### [Written request]
Keep every line where the word "color" appears; drop the rest.

### [Records for the task]
◆ ◆ ◆

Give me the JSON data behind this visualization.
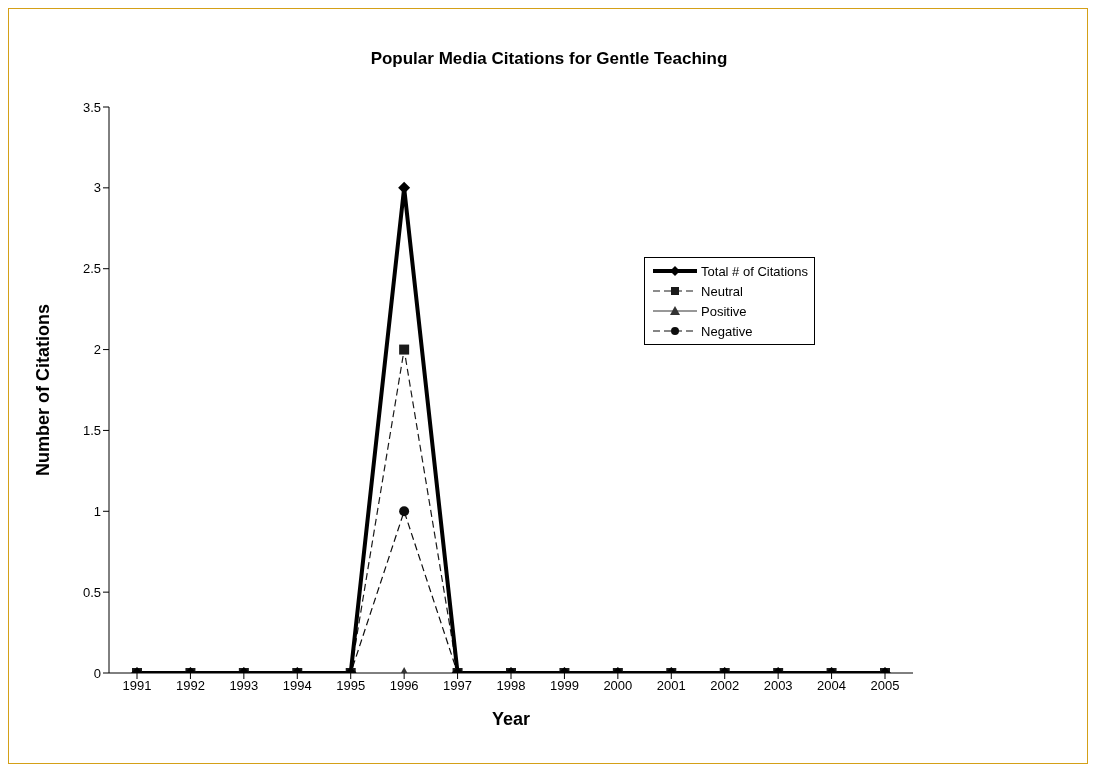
{
  "chart_data": {
    "type": "line",
    "title": "Popular Media Citations for Gentle Teaching",
    "xlabel": "Year",
    "ylabel": "Number of Citations",
    "categories": [
      "1991",
      "1992",
      "1993",
      "1994",
      "1995",
      "1996",
      "1997",
      "1998",
      "1999",
      "2000",
      "2001",
      "2002",
      "2003",
      "2004",
      "2005"
    ],
    "series": [
      {
        "name": "Total # of Citations",
        "color": "#000000",
        "marker": "diamond",
        "line_style": "solid",
        "values": [
          0,
          0,
          0,
          0,
          0,
          3,
          0,
          0,
          0,
          0,
          0,
          0,
          0,
          0,
          0
        ]
      },
      {
        "name": "Neutral",
        "color": "#1a1a1a",
        "marker": "square",
        "line_style": "dashed",
        "values": [
          0,
          0,
          0,
          0,
          0,
          2,
          0,
          0,
          0,
          0,
          0,
          0,
          0,
          0,
          0
        ]
      },
      {
        "name": "Positive",
        "color": "#333333",
        "marker": "triangle",
        "line_style": "solid",
        "values": [
          null,
          null,
          null,
          null,
          null,
          0,
          null,
          null,
          null,
          null,
          null,
          null,
          null,
          null,
          null
        ]
      },
      {
        "name": "Negative",
        "color": "#0d0d0d",
        "marker": "circle",
        "line_style": "dashed",
        "values": [
          0,
          0,
          0,
          0,
          0,
          1,
          0,
          0,
          0,
          0,
          0,
          0,
          0,
          0,
          0
        ]
      }
    ],
    "ylim": [
      0,
      3.5
    ],
    "yticks": [
      0,
      0.5,
      1,
      1.5,
      2,
      2.5,
      3,
      3.5
    ],
    "grid": false,
    "legend": "top right"
  }
}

◆ ◆ ◆

### [Output]
        "color": "#000000",
        "color": "#1a1a1a",
        "color": "#333333",
        "color": "#0d0d0d",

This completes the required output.